#### Stored records
<<<<

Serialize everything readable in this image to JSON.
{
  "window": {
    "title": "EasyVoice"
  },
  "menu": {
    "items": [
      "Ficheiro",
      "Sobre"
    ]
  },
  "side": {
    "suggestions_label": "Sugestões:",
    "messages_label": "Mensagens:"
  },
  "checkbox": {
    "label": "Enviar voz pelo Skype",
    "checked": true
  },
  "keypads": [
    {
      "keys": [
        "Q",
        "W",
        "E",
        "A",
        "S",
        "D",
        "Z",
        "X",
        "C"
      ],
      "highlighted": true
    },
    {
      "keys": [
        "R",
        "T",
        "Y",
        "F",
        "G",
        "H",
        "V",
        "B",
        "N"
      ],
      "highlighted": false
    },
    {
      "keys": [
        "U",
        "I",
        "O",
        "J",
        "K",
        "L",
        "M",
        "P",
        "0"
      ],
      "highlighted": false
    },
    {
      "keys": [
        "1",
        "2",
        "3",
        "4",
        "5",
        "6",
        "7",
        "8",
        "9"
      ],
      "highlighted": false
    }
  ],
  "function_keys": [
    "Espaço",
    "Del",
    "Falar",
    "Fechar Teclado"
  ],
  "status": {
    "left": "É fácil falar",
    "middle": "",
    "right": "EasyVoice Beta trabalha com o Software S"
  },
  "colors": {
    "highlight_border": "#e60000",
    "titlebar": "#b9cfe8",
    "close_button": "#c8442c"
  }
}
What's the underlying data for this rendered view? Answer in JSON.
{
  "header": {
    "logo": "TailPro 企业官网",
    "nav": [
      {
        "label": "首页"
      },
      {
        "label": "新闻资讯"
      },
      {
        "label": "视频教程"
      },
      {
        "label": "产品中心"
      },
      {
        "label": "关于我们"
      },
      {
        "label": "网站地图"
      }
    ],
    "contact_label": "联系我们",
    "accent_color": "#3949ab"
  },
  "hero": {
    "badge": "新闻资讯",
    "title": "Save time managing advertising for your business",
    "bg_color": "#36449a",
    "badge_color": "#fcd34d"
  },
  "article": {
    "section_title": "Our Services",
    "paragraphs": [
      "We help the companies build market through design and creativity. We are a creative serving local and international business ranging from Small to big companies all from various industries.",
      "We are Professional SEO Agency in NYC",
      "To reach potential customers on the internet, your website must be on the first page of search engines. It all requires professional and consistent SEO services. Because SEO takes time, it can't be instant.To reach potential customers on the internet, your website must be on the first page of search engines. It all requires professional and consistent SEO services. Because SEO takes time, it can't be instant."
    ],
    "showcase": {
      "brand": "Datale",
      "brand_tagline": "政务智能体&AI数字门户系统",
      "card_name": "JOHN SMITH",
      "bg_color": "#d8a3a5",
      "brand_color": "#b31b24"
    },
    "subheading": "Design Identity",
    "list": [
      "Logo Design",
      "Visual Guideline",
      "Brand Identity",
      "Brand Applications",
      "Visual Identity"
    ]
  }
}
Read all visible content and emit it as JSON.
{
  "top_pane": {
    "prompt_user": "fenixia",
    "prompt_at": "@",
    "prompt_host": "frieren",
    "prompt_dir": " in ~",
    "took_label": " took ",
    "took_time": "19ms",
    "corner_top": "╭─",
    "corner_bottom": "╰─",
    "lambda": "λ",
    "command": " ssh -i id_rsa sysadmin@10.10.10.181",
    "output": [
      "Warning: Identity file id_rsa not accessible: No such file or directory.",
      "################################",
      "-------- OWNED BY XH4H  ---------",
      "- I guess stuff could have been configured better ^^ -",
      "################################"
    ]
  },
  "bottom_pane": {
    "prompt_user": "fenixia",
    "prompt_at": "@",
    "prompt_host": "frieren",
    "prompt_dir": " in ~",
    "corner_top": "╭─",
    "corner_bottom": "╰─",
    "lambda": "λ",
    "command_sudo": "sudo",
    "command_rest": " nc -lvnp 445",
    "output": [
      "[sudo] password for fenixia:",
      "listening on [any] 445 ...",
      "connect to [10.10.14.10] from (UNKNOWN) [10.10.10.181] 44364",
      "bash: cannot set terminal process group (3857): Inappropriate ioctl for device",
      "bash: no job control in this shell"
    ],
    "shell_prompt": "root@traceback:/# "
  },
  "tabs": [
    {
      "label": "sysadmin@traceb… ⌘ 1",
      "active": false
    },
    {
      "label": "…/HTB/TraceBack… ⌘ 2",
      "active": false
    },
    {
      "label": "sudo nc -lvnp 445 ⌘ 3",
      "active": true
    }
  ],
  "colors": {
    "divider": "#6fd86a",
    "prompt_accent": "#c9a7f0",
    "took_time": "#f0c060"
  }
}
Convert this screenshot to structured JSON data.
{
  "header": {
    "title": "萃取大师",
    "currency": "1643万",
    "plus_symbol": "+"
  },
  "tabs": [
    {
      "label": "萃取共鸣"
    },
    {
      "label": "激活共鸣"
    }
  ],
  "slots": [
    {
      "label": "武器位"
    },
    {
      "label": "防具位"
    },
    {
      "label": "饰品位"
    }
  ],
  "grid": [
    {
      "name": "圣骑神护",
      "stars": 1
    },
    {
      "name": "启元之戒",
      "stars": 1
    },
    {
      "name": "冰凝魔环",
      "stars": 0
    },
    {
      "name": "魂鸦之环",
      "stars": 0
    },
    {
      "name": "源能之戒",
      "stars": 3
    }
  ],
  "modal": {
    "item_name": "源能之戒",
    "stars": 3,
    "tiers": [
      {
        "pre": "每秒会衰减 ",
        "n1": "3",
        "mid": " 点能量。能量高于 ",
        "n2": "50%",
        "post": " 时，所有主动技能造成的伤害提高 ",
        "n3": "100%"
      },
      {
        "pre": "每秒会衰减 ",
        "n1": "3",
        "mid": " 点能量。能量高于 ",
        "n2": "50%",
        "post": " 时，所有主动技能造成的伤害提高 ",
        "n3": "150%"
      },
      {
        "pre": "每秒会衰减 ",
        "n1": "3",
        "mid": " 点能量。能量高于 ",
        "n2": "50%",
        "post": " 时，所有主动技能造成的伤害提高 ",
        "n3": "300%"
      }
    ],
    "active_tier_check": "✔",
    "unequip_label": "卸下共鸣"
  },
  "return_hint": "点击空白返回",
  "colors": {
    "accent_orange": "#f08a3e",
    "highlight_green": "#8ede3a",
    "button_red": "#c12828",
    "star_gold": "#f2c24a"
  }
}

>>>>

#### GOAL
Restate each entry exactly, skipping none.

#### FINISHED ANSWER
Serialize everything readable in this image to JSON.
{
  "window": {
    "title": "EasyVoice"
  },
  "menu": {
    "items": [
      "Ficheiro",
      "Sobre"
    ]
  },
  "side": {
    "suggestions_label": "Sugestões:",
    "messages_label": "Mensagens:"
  },
  "checkbox": {
    "label": "Enviar voz pelo Skype",
    "checked": true
  },
  "keypads": [
    {
      "keys": [
        "Q",
        "W",
        "E",
        "A",
        "S",
        "D",
        "Z",
        "X",
        "C"
      ],
      "highlighted": true
    },
    {
      "keys": [
        "R",
        "T",
        "Y",
        "F",
        "G",
        "H",
        "V",
        "B",
        "N"
      ],
      "highlighted": false
    },
    {
      "keys": [
        "U",
        "I",
        "O",
        "J",
        "K",
        "L",
        "M",
        "P",
        "0"
      ],
      "highlighted": false
    },
    {
      "keys": [
        "1",
        "2",
        "3",
        "4",
        "5",
        "6",
        "7",
        "8",
        "9"
      ],
      "highlighted": false
    }
  ],
  "function_keys": [
    "Espaço",
    "Del",
    "Falar",
    "Fechar Teclado"
  ],
  "status": {
    "left": "É fácil falar",
    "middle": "",
    "right": "EasyVoice Beta trabalha com o Software S"
  },
  "colors": {
    "highlight_border": "#e60000",
    "titlebar": "#b9cfe8",
    "close_button": "#c8442c"
  }
}
What's the underlying data for this rendered view? Answer in JSON.
{
  "header": {
    "logo": "TailPro 企业官网",
    "nav": [
      {
        "label": "首页"
      },
      {
        "label": "新闻资讯"
      },
      {
        "label": "视频教程"
      },
      {
        "label": "产品中心"
      },
      {
        "label": "关于我们"
      },
      {
        "label": "网站地图"
      }
    ],
    "contact_label": "联系我们",
    "accent_color": "#3949ab"
  },
  "hero": {
    "badge": "新闻资讯",
    "title": "Save time managing advertising for your business",
    "bg_color": "#36449a",
    "badge_color": "#fcd34d"
  },
  "article": {
    "section_title": "Our Services",
    "paragraphs": [
      "We help the companies build market through design and creativity. We are a creative serving local and international business ranging from Small to big companies all from various industries.",
      "We are Professional SEO Agency in NYC",
      "To reach potential customers on the internet, your website must be on the first page of search engines. It all requires professional and consistent SEO services. Because SEO takes time, it can't be instant.To reach potential customers on the internet, your website must be on the first page of search engines. It all requires professional and consistent SEO services. Because SEO takes time, it can't be instant."
    ],
    "showcase": {
      "brand": "Datale",
      "brand_tagline": "政务智能体&AI数字门户系统",
      "card_name": "JOHN SMITH",
      "bg_color": "#d8a3a5",
      "brand_color": "#b31b24"
    },
    "subheading": "Design Identity",
    "list": [
      "Logo Design",
      "Visual Guideline",
      "Brand Identity",
      "Brand Applications",
      "Visual Identity"
    ]
  }
}
Read all visible content and emit it as JSON.
{
  "top_pane": {
    "prompt_user": "fenixia",
    "prompt_at": "@",
    "prompt_host": "frieren",
    "prompt_dir": " in ~",
    "took_label": " took ",
    "took_time": "19ms",
    "corner_top": "╭─",
    "corner_bottom": "╰─",
    "lambda": "λ",
    "command": " ssh -i id_rsa sysadmin@10.10.10.181",
    "output": [
      "Warning: Identity file id_rsa not accessible: No such file or directory.",
      "################################",
      "-------- OWNED BY XH4H  ---------",
      "- I guess stuff could have been configured better ^^ -",
      "################################"
    ]
  },
  "bottom_pane": {
    "prompt_user": "fenixia",
    "prompt_at": "@",
    "prompt_host": "frieren",
    "prompt_dir": " in ~",
    "corner_top": "╭─",
    "corner_bottom": "╰─",
    "lambda": "λ",
    "command_sudo": "sudo",
    "command_rest": " nc -lvnp 445",
    "output": [
      "[sudo] password for fenixia:",
      "listening on [any] 445 ...",
      "connect to [10.10.14.10] from (UNKNOWN) [10.10.10.181] 44364",
      "bash: cannot set terminal process group (3857): Inappropriate ioctl for device",
      "bash: no job control in this shell"
    ],
    "shell_prompt": "root@traceback:/# "
  },
  "tabs": [
    {
      "label": "sysadmin@traceb… ⌘ 1",
      "active": false
    },
    {
      "label": "…/HTB/TraceBack… ⌘ 2",
      "active": false
    },
    {
      "label": "sudo nc -lvnp 445 ⌘ 3",
      "active": true
    }
  ],
  "colors": {
    "divider": "#6fd86a",
    "prompt_accent": "#c9a7f0",
    "took_time": "#f0c060"
  }
}
Convert this screenshot to structured JSON data.
{
  "header": {
    "title": "萃取大师",
    "currency": "1643万",
    "plus_symbol": "+"
  },
  "tabs": [
    {
      "label": "萃取共鸣"
    },
    {
      "label": "激活共鸣"
    }
  ],
  "slots": [
    {
      "label": "武器位"
    },
    {
      "label": "防具位"
    },
    {
      "label": "饰品位"
    }
  ],
  "grid": [
    {
      "name": "圣骑神护",
      "stars": 1
    },
    {
      "name": "启元之戒",
      "stars": 1
    },
    {
      "name": "冰凝魔环",
      "stars": 0
    },
    {
      "name": "魂鸦之环",
      "stars": 0
    },
    {
      "name": "源能之戒",
      "stars": 3
    }
  ],
  "modal": {
    "item_name": "源能之戒",
    "stars": 3,
    "tiers": [
      {
        "pre": "每秒会衰减 ",
        "n1": "3",
        "mid": " 点能量。能量高于 ",
        "n2": "50%",
        "post": " 时，所有主动技能造成的伤害提高 ",
        "n3": "100%"
      },
      {
        "pre": "每秒会衰减 ",
        "n1": "3",
        "mid": " 点能量。能量高于 ",
        "n2": "50%",
        "post": " 时，所有主动技能造成的伤害提高 ",
        "n3": "150%"
      },
      {
        "pre": "每秒会衰减 ",
        "n1": "3",
        "mid": " 点能量。能量高于 ",
        "n2": "50%",
        "post": " 时，所有主动技能造成的伤害提高 ",
        "n3": "300%"
      }
    ],
    "active_tier_check": "✔",
    "unequip_label": "卸下共鸣"
  },
  "return_hint": "点击空白返回",
  "colors": {
    "accent_orange": "#f08a3e",
    "highlight_green": "#8ede3a",
    "button_red": "#c12828",
    "star_gold": "#f2c24a"
  }
}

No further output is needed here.